What needs to be done: Sort through the entries below and pull out lines containing the word "верхней".

Input data:

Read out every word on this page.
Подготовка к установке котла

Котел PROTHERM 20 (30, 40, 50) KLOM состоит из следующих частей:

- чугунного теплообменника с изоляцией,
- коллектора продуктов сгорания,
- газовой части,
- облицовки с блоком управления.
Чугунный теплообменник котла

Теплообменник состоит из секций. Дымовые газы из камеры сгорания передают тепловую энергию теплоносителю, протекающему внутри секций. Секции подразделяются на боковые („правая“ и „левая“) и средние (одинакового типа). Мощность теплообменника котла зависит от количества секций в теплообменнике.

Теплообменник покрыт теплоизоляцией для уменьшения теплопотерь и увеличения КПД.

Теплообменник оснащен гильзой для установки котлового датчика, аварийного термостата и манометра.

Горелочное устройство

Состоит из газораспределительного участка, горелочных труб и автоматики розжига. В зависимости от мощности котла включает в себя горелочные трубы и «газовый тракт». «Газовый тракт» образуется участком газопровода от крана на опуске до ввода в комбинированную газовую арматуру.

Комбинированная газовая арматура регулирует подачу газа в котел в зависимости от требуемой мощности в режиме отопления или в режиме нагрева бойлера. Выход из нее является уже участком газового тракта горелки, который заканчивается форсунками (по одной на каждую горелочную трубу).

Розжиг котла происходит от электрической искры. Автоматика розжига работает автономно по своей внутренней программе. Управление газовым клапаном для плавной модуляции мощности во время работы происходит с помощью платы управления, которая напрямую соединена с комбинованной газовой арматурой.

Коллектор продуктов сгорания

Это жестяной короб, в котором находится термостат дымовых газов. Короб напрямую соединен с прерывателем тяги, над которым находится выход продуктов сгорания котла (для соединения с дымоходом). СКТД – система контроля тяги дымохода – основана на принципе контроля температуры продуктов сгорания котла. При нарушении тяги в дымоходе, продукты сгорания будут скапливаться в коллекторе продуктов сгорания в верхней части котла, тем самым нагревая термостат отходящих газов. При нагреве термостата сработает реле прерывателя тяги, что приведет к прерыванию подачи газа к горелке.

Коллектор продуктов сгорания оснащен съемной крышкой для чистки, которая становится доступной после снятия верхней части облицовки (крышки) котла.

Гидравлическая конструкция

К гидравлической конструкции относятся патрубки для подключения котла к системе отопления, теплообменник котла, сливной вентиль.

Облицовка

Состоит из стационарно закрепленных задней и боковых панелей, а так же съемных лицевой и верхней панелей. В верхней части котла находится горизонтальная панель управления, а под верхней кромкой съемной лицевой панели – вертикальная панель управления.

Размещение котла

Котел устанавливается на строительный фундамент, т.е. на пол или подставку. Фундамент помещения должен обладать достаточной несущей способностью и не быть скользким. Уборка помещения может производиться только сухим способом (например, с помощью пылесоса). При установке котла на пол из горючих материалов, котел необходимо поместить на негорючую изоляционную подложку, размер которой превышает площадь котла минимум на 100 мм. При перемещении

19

Solution for this problem:
Это жестяной короб, в котором находится термостат дымовых газов. Короб напрямую соединен с прерывателем тяги, над которым находится выход продуктов сгорания котла (для соединения с дымоходом). СКТД – система контроля тяги дымохода – основана на принципе контроля температуры продуктов сгорания котла. При нарушении тяги в дымоходе, продукты сгорания будут скапливаться в коллекторе продуктов сгорания в верхней части котла, тем самым нагревая термостат отходящих газов. При нагреве термостата сработает реле прерывателя тяги, что приведет к прерыванию подачи газа к горелке.
Коллектор продуктов сгорания оснащен съемной крышкой для чистки, которая становится доступной после снятия верхней части облицовки (крышки) котла.
Состоит из стационарно закрепленных задней и боковых панелей, а так же съемных лицевой и верхней панелей. В верхней части котла находится горизонтальная панель управления, а под верхней кромкой съемной лицевой панели – вертикальная панель управления.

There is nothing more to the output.